INSTRUCTIONS TO FOLLOW: Set down every entry word for word. Omit the pictures.

►

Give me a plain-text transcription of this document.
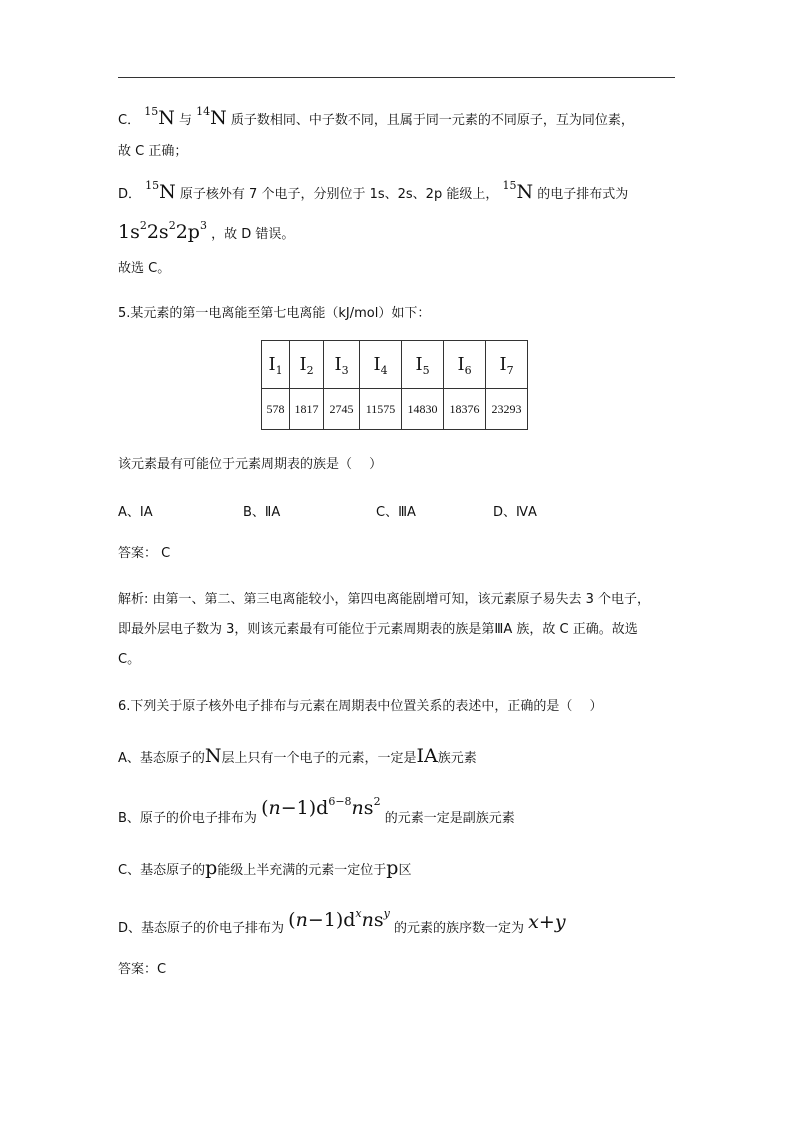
C． $^{15}$N 与 $^{14}$N 质子数相同、中子数不同，且属于同一元素的不同原子，互为同位素，
故 C 正确；
D． $^{15}$N 原子核外有 7 个电子，分别位于 1s、2s、2p 能级上， $^{15}$N 的电子排布式为
$1s^22s^22p^3$ ，故 D 错误。
故选 C。
5.某元素的第一电离能至第七电离能（kJ/mol）如下：
$I_1$	$I_2$	$I_3$	$I_4$	$I_5$	$I_6$	$I_7$
578	1817	2745	11575	14830	18376	23293
该元素最有可能位于元素周期表的族是（　 ）
A、ⅠA	B、ⅡA	C、ⅢA	D、ⅣA
答案： C
解析: 由第一、第二、第三电离能较小，第四电离能剧增可知，该元素原子易失去 3 个电子，
即最外层电子数为 3，则该元素最有可能位于元素周期表的族是第ⅢA 族，故 C 正确。故选
C。
6.下列关于原子核外电子排布与元素在周期表中位置关系的表述中，正确的是（　 ）
A、基态原子的N层上只有一个电子的元素，一定是IA族元素
B、原子的价电子排布为 $(n-1)d^{6-8}ns^2$ 的元素一定是副族元素
C、基态原子的p能级上半充满的元素一定位于p区
D、基态原子的价电子排布为 $(n-1)d^xns^y$ 的元素的族序数一定为 x+y
答案：C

◄

WRITTEN RESPONSE:
Give me a plain-text transcription of this document.
C． $^{15}$N 与 $^{14}$N 质子数相同、中子数不同，且属于同一元素的不同原子，互为同位素，
故 C 正确；
D． $^{15}$N 原子核外有 7 个电子，分别位于 1s、2s、2p 能级上， $^{15}$N 的电子排布式为
$1s^22s^22p^3$ ，故 D 错误。
故选 C。
5.某元素的第一电离能至第七电离能（kJ/mol）如下：
$I_1$	$I_2$	$I_3$	$I_4$	$I_5$	$I_6$	$I_7$
578	1817	2745	11575	14830	18376	23293
该元素最有可能位于元素周期表的族是（　 ）
A、ⅠA	B、ⅡA	C、ⅢA	D、ⅣA
答案： C
解析: 由第一、第二、第三电离能较小，第四电离能剧增可知，该元素原子易失去 3 个电子，
即最外层电子数为 3，则该元素最有可能位于元素周期表的族是第ⅢA 族，故 C 正确。故选
C。
6.下列关于原子核外电子排布与元素在周期表中位置关系的表述中，正确的是（　 ）
A、基态原子的N层上只有一个电子的元素，一定是IA族元素
B、原子的价电子排布为 $(n-1)d^{6-8}ns^2$ 的元素一定是副族元素
C、基态原子的p能级上半充满的元素一定位于p区
D、基态原子的价电子排布为 $(n-1)d^xns^y$ 的元素的族序数一定为 x+y
答案：C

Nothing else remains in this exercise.